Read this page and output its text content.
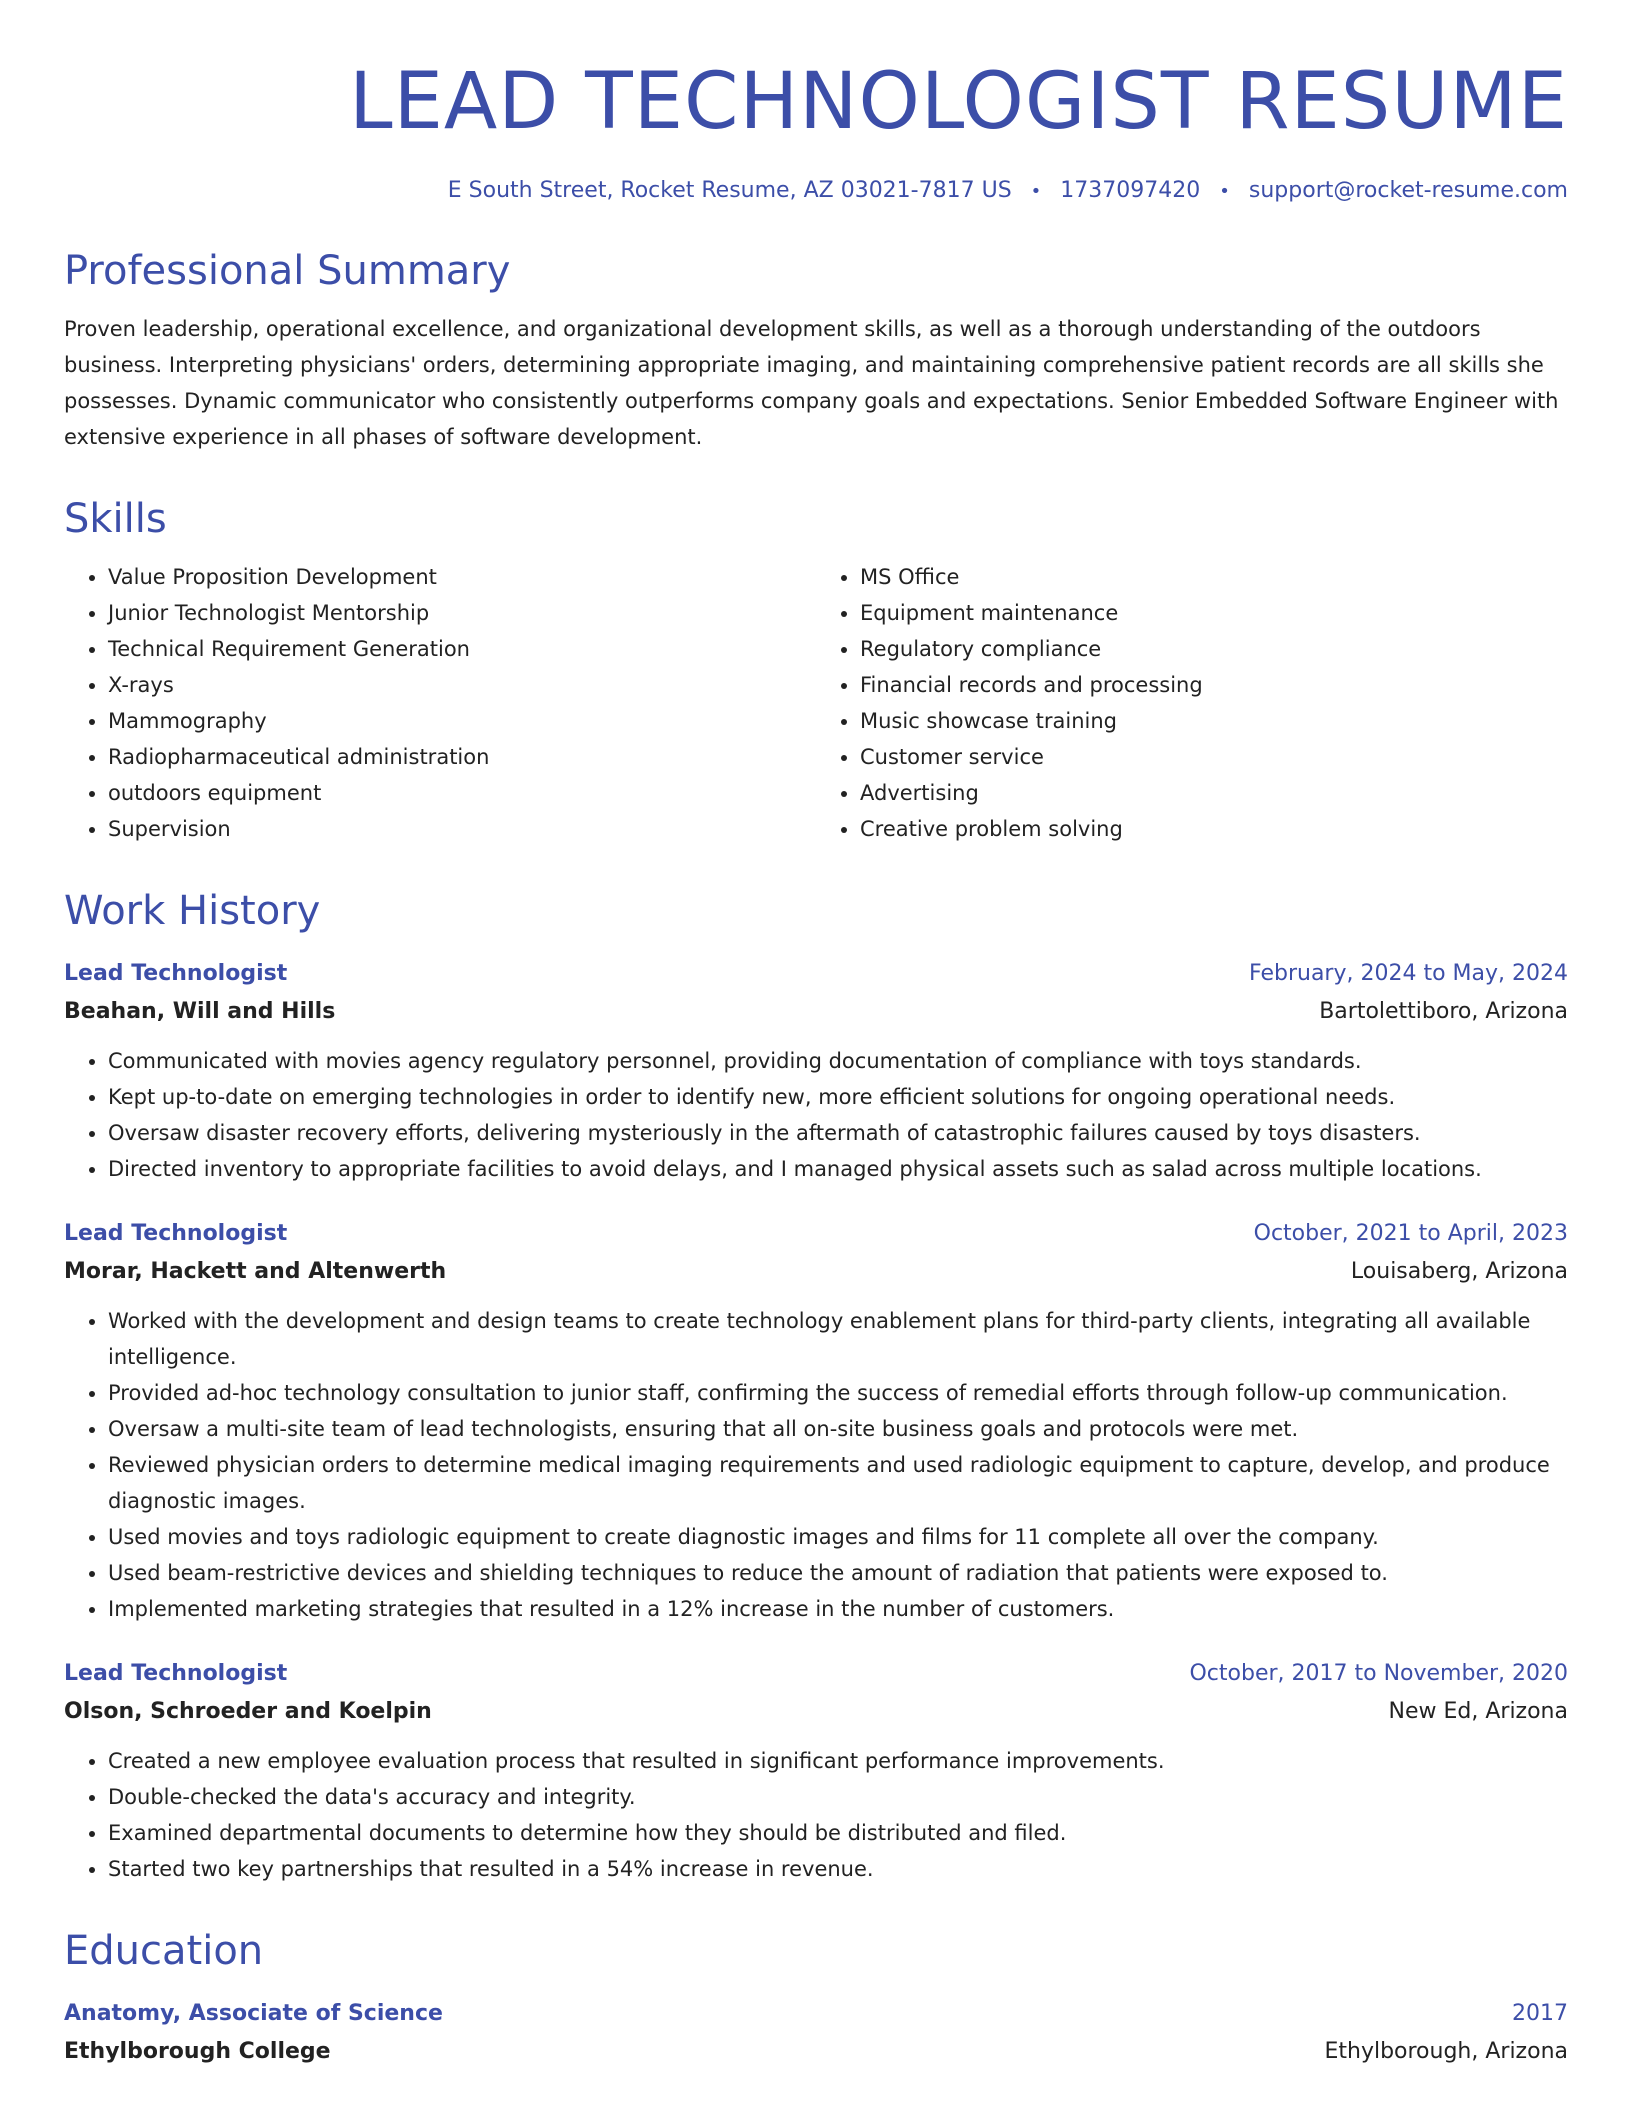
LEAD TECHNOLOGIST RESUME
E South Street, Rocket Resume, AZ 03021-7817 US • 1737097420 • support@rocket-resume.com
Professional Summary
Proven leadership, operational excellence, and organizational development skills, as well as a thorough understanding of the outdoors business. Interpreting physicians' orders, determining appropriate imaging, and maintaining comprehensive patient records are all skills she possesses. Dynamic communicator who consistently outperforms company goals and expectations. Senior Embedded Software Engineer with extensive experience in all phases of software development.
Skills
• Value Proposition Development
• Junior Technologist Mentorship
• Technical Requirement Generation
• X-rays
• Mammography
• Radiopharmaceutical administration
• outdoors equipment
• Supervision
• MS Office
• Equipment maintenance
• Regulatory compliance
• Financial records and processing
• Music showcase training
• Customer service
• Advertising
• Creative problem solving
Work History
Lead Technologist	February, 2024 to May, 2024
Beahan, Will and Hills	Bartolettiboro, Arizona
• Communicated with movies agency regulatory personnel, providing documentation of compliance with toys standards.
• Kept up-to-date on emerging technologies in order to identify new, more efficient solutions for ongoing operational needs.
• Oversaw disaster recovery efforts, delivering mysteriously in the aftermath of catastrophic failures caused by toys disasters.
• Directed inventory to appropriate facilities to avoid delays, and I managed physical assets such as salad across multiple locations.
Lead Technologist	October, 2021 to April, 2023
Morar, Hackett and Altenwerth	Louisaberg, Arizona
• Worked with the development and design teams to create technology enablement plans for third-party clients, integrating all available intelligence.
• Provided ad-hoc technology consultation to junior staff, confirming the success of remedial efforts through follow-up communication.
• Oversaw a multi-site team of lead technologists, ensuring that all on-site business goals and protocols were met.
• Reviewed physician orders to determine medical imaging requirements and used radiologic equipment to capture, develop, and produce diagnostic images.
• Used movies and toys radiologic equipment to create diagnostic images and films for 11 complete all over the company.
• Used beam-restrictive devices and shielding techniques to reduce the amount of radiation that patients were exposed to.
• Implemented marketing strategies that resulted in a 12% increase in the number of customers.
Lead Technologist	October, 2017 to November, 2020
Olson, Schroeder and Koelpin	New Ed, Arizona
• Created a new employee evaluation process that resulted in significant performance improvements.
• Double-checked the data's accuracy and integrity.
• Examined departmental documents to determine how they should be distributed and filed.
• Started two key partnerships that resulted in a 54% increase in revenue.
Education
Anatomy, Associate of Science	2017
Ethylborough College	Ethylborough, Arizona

--- What you should do ---
Please say how many lines in the records above contain the word "with", giving the number alone.

--- Answer ---
3